### Given problem 1:
Convert the listing below into a numbered list, starting at the beginning of the listing and going on through the line that contains "The discharge channel 120 is at (664, 848).", with both ends included. Leave out blank lines and the pictures.

### Extract:
Chetham Society

The Chetham Society is a text publication society and registered charity (No. 700047).[1] It was established on 23 March 1843 for the publication of "remains historic and literary connected with the Palatine Counties of Lancaster and Chester".

History

The Chetham Society is the oldest historical society in North West England. It was founded by a group of gentlemen (including the lawyer James Crossley and the clergymen Thomas Corser, Richard Parkinson, and Francis Robert Raines), who wished to promote interest in the counties’ historical sources. The society held its first meeting on 23 March 1843 at Chetham's Library, in Manchester, which was established in 1653 by the will of the philanthropist Humphrey Chetham. The society became a registered charity in 1988.

The Chetham Society was amongst the earliest antiquarian and historical societies to be established in Britain during the nineteenth century, and appears to have been modelled, in part, on the Durham-based Surtees Society founded in 1834.[2] Many distinguished historians and scholars have been involved in the life of the society, including John Eglington Bailey, John Parsons Earwaker, Edward Hawkins, Henry Hoyle Howorth, George Ormerod, Frederick Maurice Powicke, William Stubbs, Thomas Frederick Tout, and Joseph Brooks Yates, amongst others.[3]

Membership

Membership of the Chetham Society is open to all individuals and institutions interested in the various historical and literary aspects of Lancashire and Cheshire.

### Given records:
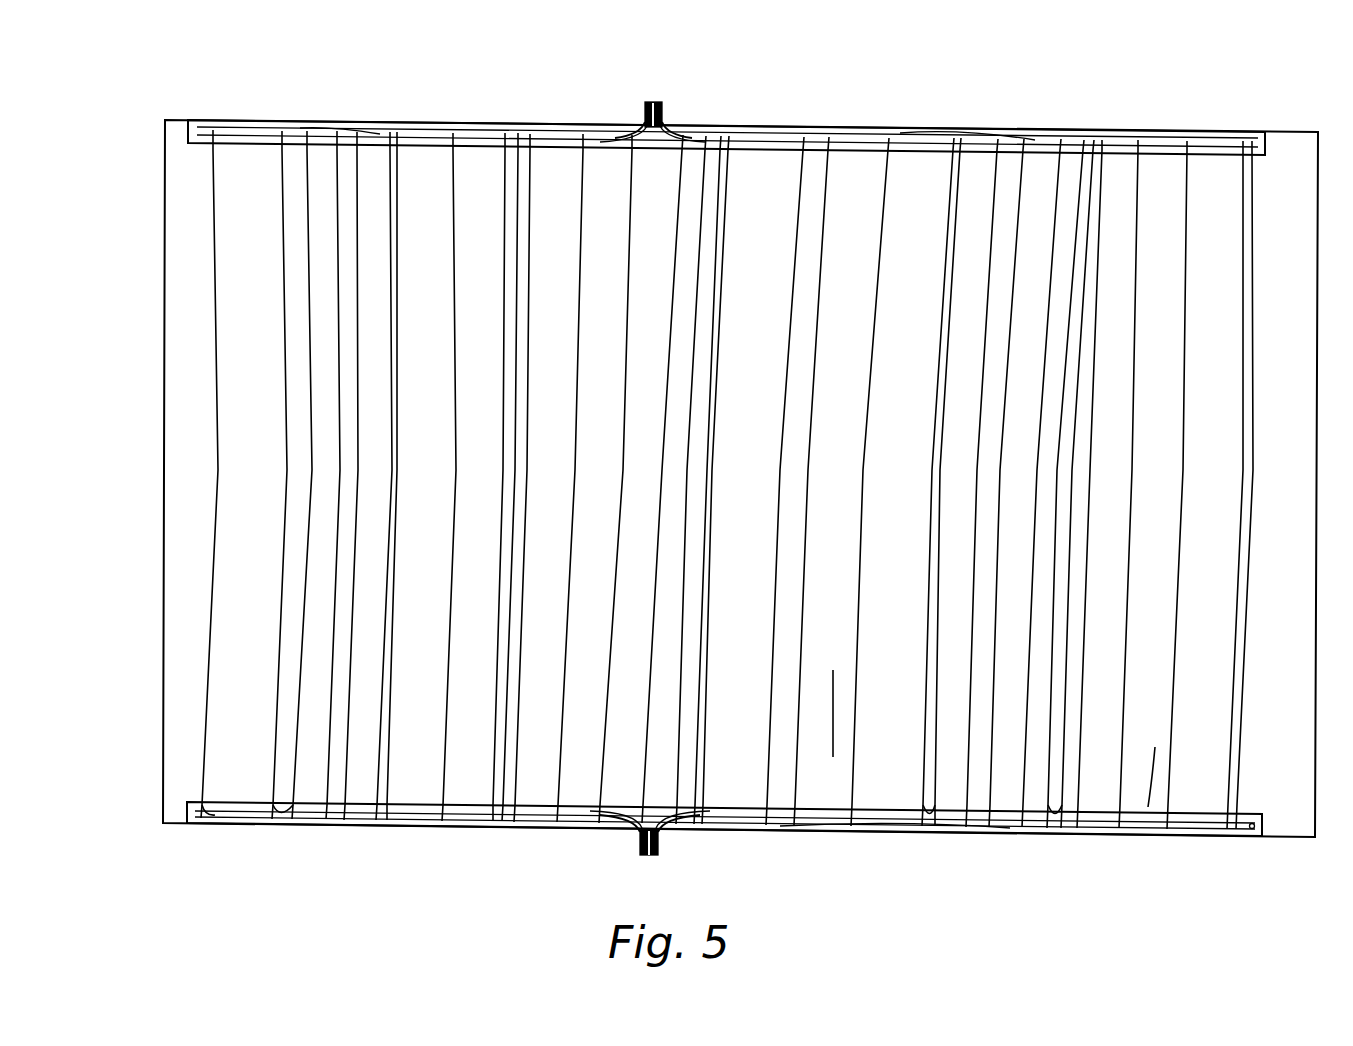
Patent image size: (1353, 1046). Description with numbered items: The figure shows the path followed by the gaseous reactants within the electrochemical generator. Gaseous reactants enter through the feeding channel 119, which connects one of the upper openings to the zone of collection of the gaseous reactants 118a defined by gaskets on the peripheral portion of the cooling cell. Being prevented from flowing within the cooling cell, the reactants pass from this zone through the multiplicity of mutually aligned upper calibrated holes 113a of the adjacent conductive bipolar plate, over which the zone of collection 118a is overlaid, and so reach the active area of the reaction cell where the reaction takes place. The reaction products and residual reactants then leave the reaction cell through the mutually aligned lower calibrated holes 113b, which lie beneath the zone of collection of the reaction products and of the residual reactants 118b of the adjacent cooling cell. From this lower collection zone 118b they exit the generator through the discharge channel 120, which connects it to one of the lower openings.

The upper calibrated holes 113a is at (200, 118).
The lower calibrated holes 113b is at (195, 832).
The zone of collection of the gaseous reactants 118a is at (950, 122).
The zone of collection of the reaction products and of the residual reactants 118b is at (925, 845).
The feeding channel 119 is at (665, 100).
The discharge channel 120 is at (664, 848).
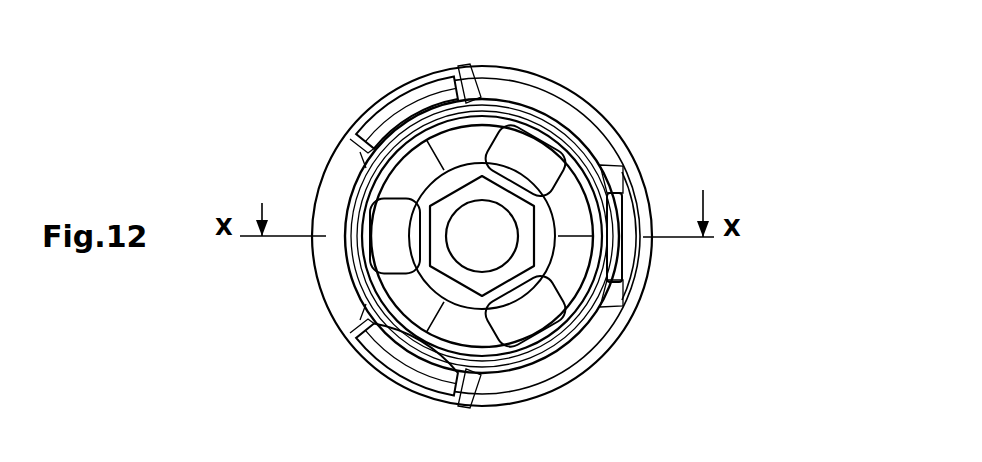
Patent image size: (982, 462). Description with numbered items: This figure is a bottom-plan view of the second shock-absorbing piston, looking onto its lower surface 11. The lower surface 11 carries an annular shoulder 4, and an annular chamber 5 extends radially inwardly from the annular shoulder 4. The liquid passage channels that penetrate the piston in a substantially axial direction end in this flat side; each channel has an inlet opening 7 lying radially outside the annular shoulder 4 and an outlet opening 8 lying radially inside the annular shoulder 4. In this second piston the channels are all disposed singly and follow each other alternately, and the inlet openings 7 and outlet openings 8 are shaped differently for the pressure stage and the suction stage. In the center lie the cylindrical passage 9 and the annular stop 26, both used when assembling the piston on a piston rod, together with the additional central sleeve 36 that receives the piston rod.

The annular shoulder 4 is at (380, 187).
The annular chamber 5 is at (407, 173).
The inlet opening 7 is at (410, 118).
The outlet opening 8 is at (383, 243).
The cylindrical passage 9 is at (470, 250).
The lower surface 11 is at (732, 158).
The annular stop 26 is at (573, 270).
The central sleeve 36 is at (483, 192).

### Given problem 2:
Transcribe the whole text on the Chetham Society above without any changes.

### Final answer 1:
1. Patent image size: (1353, 1046). Description with numbered items: The figure shows the path followed by the gaseous reactants within the electrochemical generator. Gaseous reactants enter through the feeding channel 119, which connects one of the upper openings to the zone of collection of the gaseous reactants 118a defined by gaskets on the peripheral portion of the cooling cell. Being prevented from flowing within the cooling cell, the reactants pass from this zone through the multiplicity of mutually aligned upper calibrated holes 113a of the adjacent conductive bipolar plate, over which the zone of collection 118a is overlaid, and so reach the active area of the reaction cell where the reaction takes place. The reaction products and residual reactants then leave the reaction cell through the mutually aligned lower calibrated holes 113b, which lie beneath the zone of collection of the reaction products and of the residual reactants 118b of the adjacent cooling cell. From this lower collection zone 118b they exit the generator through the discharge channel 120, which connects it to one of the lower openings.
2. The upper calibrated holes 113a is at (200, 118).
3. The lower calibrated holes 113b is at (195, 832).
4. The zone of collection of the gaseous reactants 118a is at (950, 122).
5. The zone of collection of the reaction products and of the residual reactants 118b is at (925, 845).
6. The feeding channel 119 is at (665, 100).
7. The discharge channel 120 is at (664, 848).

### Final answer 2:
Chetham Society

The Chetham Society is a text publication society and registered charity (No. 700047).[1] It was established on 23 March 1843 for the publication of "remains historic and literary connected with the Palatine Counties of Lancaster and Chester".

History

The Chetham Society is the oldest historical society in North West England. It was founded by a group of gentlemen (including the lawyer James Crossley and the clergymen Thomas Corser, Richard Parkinson, and Francis Robert Raines), who wished to promote interest in the counties’ historical sources. The society held its first meeting on 23 March 1843 at Chetham's Library, in Manchester, which was established in 1653 by the will of the philanthropist Humphrey Chetham. The society became a registered charity in 1988.

The Chetham Society was amongst the earliest antiquarian and historical societies to be established in Britain during the nineteenth century, and appears to have been modelled, in part, on the Durham-based Surtees Society founded in 1834.[2] Many distinguished historians and scholars have been involved in the life of the society, including John Eglington Bailey, John Parsons Earwaker, Edward Hawkins, Henry Hoyle Howorth, George Ormerod, Frederick Maurice Powicke, William Stubbs, Thomas Frederick Tout, and Joseph Brooks Yates, amongst others.[3]

Membership

Membership of the Chetham Society is open to all individuals and institutions interested in the various historical and literary aspects of Lancashire and Cheshire.